Items from a figure collection
Start
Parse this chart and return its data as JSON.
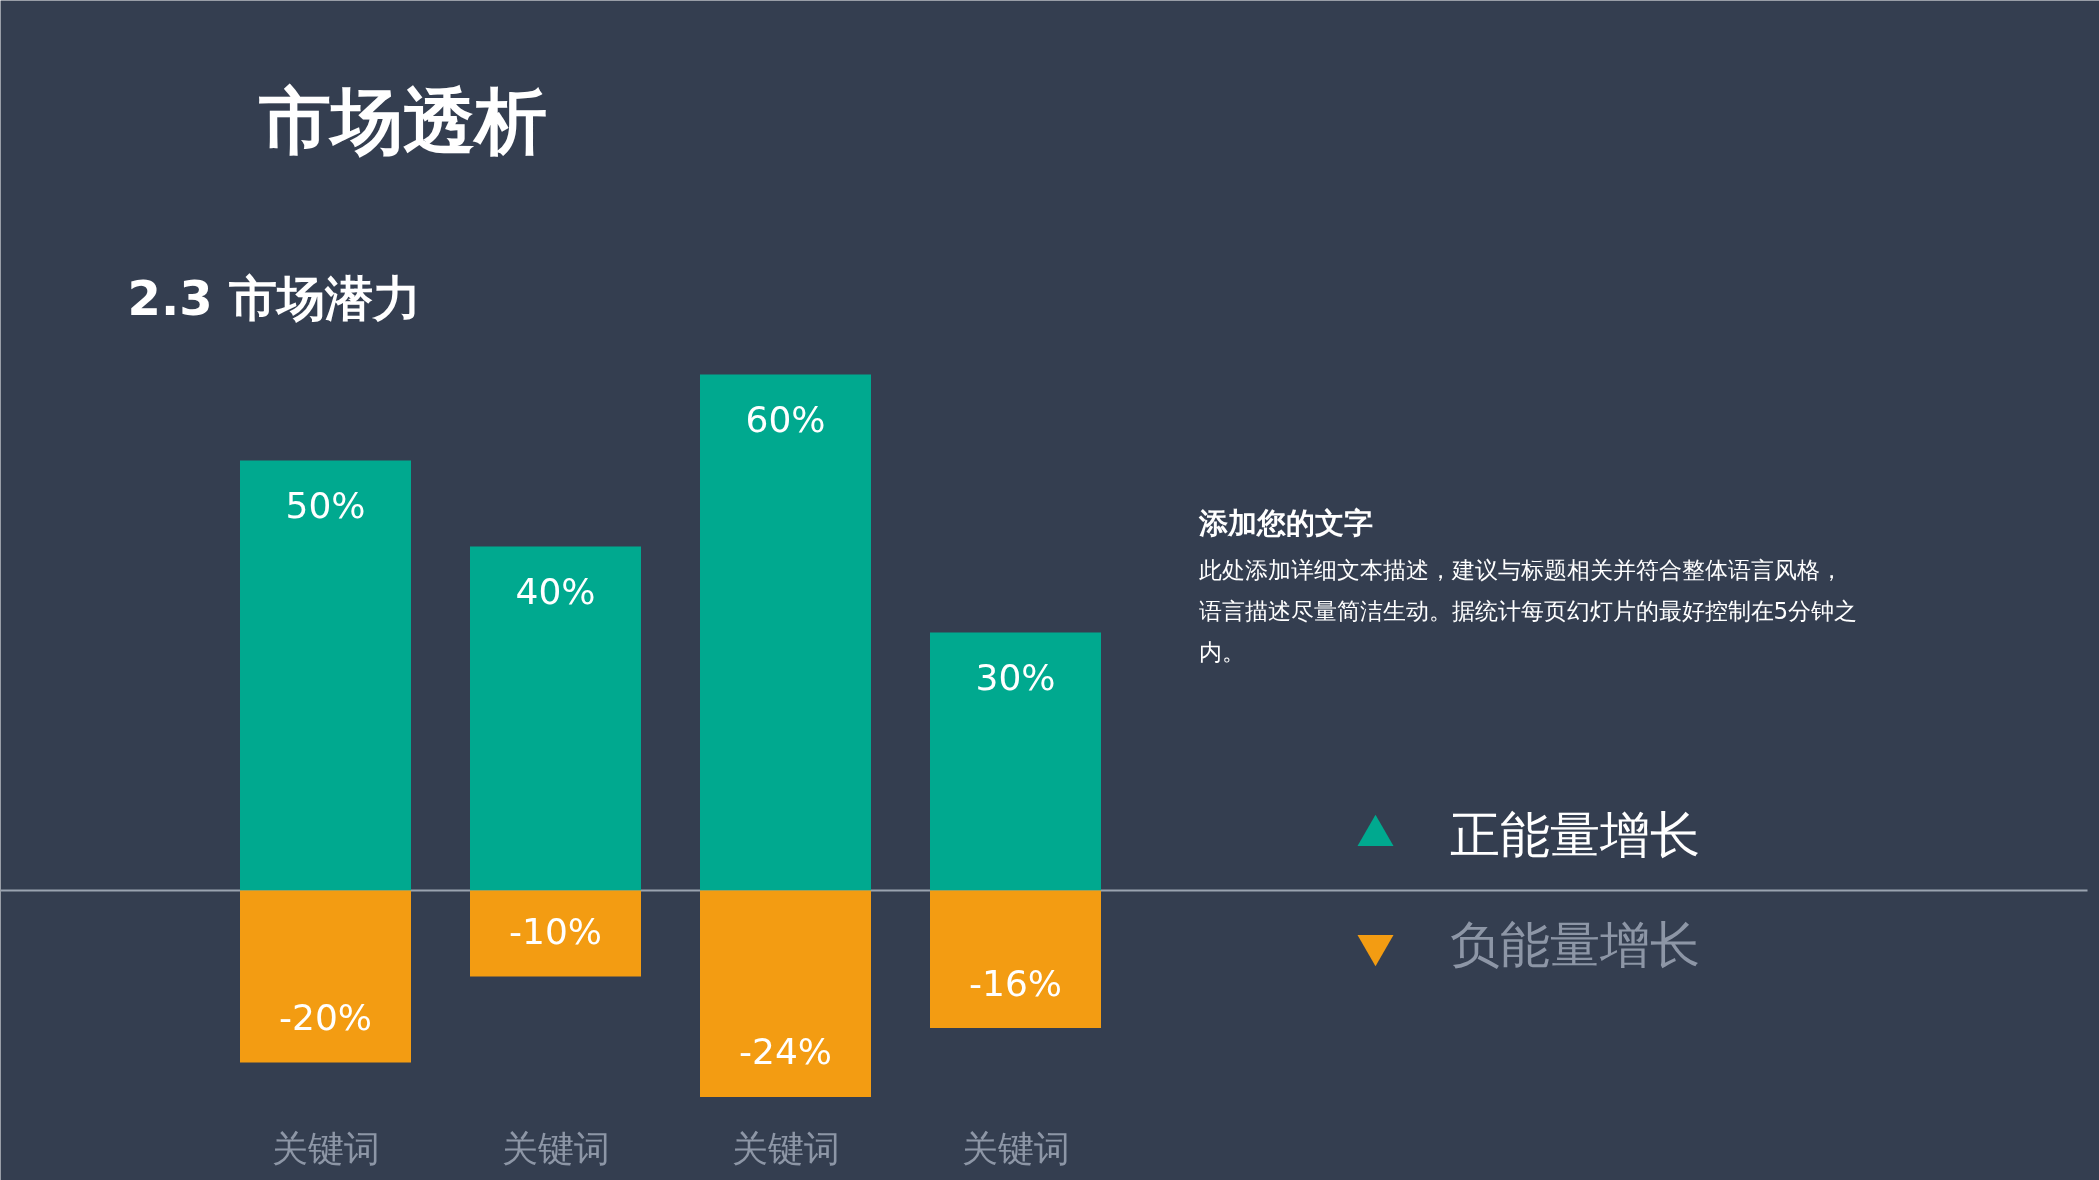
{
  "chart_data": {
    "type": "bar",
    "title": "市场透析",
    "subtitle": "2.3 市场潜力",
    "categories": [
      "关键词",
      "关键词",
      "关键词",
      "关键词"
    ],
    "series": [
      {
        "name": "正能量增长",
        "color": "#00a98f",
        "values": [
          50,
          40,
          60,
          30
        ],
        "value_labels": [
          "50%",
          "40%",
          "60%",
          "30%"
        ]
      },
      {
        "name": "负能量增长",
        "color": "#f39c12",
        "values": [
          -20,
          -10,
          -24,
          -16
        ],
        "value_labels": [
          "-20%",
          "-10%",
          "-24%",
          "-16%"
        ]
      }
    ],
    "legend": "right",
    "grid": false,
    "stacked": true,
    "annotations": [
      "添加您的文字",
      "此处添加详细文本描述，建议与标题相关并符合整体语言风格，语言描述尽量简洁生动。据统计每页幻灯片的最好控制在5分钟之内。"
    ]
  }
}
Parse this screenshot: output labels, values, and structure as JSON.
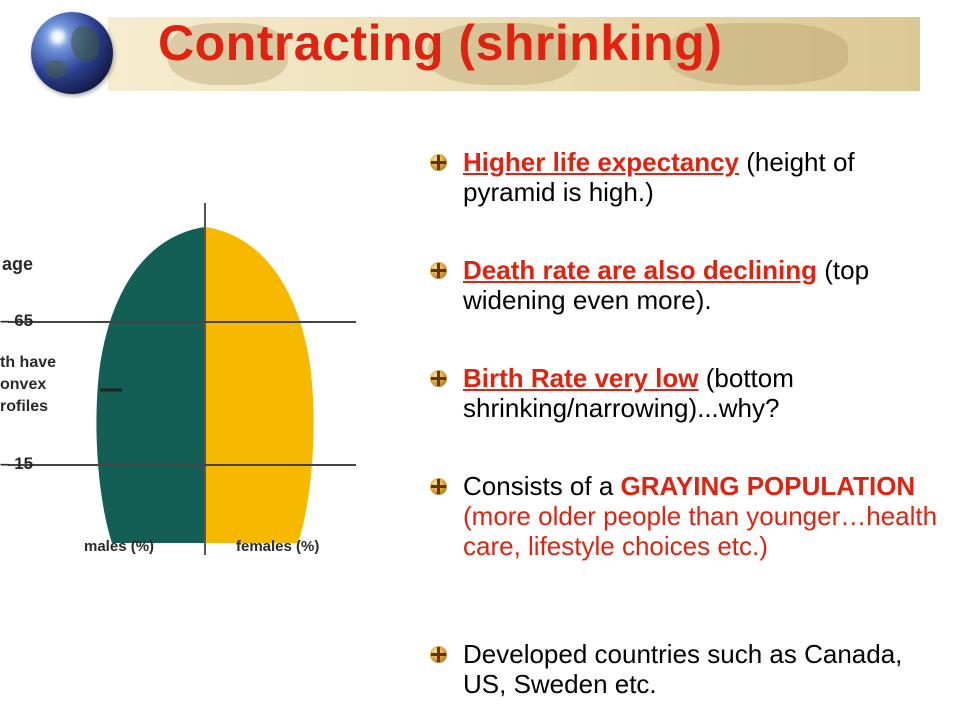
{
  "title": "Contracting (shrinking)",
  "colors": {
    "title": "#e0220f",
    "males": "#135f55",
    "females": "#f7b900"
  },
  "logo": {
    "icon": "globe-icon"
  },
  "figure": {
    "labels": {
      "age": "age",
      "age65": "65",
      "age15": "15",
      "both_line1": "th have",
      "both_line2": "onvex",
      "both_line3": "rofiles",
      "males": "males (%)",
      "females": "females (%)"
    }
  },
  "bullets": [
    {
      "highlight": "Higher life expectancy",
      "rest": " (height of pyramid is high.)"
    },
    {
      "highlight": "Death rate are also declining",
      "rest": " (top widening even more)."
    },
    {
      "highlight": "Birth Rate very low",
      "rest": " (bottom shrinking/narrowing)...why?"
    },
    {
      "lead": "Consists of a ",
      "bold_red": "GRAYING POPULATION",
      "red_rest": " (more older people than younger…health care, lifestyle choices etc.)"
    },
    {
      "text": "Developed countries such as Canada, US, Sweden etc."
    }
  ]
}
End
YOUR INSTRUCTIONS
What comes back should match the records exactly, minus any pictures.

COMPLETE ANSWER
Parse this chart and return its data as JSON.
{
  "chart_data": {
    "type": "bar",
    "title": "市场透析",
    "subtitle": "2.3 市场潜力",
    "categories": [
      "关键词",
      "关键词",
      "关键词",
      "关键词"
    ],
    "series": [
      {
        "name": "正能量增长",
        "color": "#00a98f",
        "values": [
          50,
          40,
          60,
          30
        ],
        "value_labels": [
          "50%",
          "40%",
          "60%",
          "30%"
        ]
      },
      {
        "name": "负能量增长",
        "color": "#f39c12",
        "values": [
          -20,
          -10,
          -24,
          -16
        ],
        "value_labels": [
          "-20%",
          "-10%",
          "-24%",
          "-16%"
        ]
      }
    ],
    "legend": "right",
    "grid": false,
    "stacked": true,
    "annotations": [
      "添加您的文字",
      "此处添加详细文本描述，建议与标题相关并符合整体语言风格，语言描述尽量简洁生动。据统计每页幻灯片的最好控制在5分钟之内。"
    ]
  }
}
Parse this screenshot: output labels, values, and structure as JSON.
{
  "title": "Contracting (shrinking)",
  "colors": {
    "title": "#e0220f",
    "males": "#135f55",
    "females": "#f7b900"
  },
  "logo": {
    "icon": "globe-icon"
  },
  "figure": {
    "labels": {
      "age": "age",
      "age65": "65",
      "age15": "15",
      "both_line1": "th have",
      "both_line2": "onvex",
      "both_line3": "rofiles",
      "males": "males (%)",
      "females": "females (%)"
    }
  },
  "bullets": [
    {
      "highlight": "Higher life expectancy",
      "rest": " (height of pyramid is high.)"
    },
    {
      "highlight": "Death rate are also declining",
      "rest": " (top widening even more)."
    },
    {
      "highlight": "Birth Rate very low",
      "rest": " (bottom shrinking/narrowing)...why?"
    },
    {
      "lead": "Consists of a ",
      "bold_red": "GRAYING POPULATION",
      "red_rest": " (more older people than younger…health care, lifestyle choices etc.)"
    },
    {
      "text": "Developed countries such as Canada, US, Sweden etc."
    }
  ]
}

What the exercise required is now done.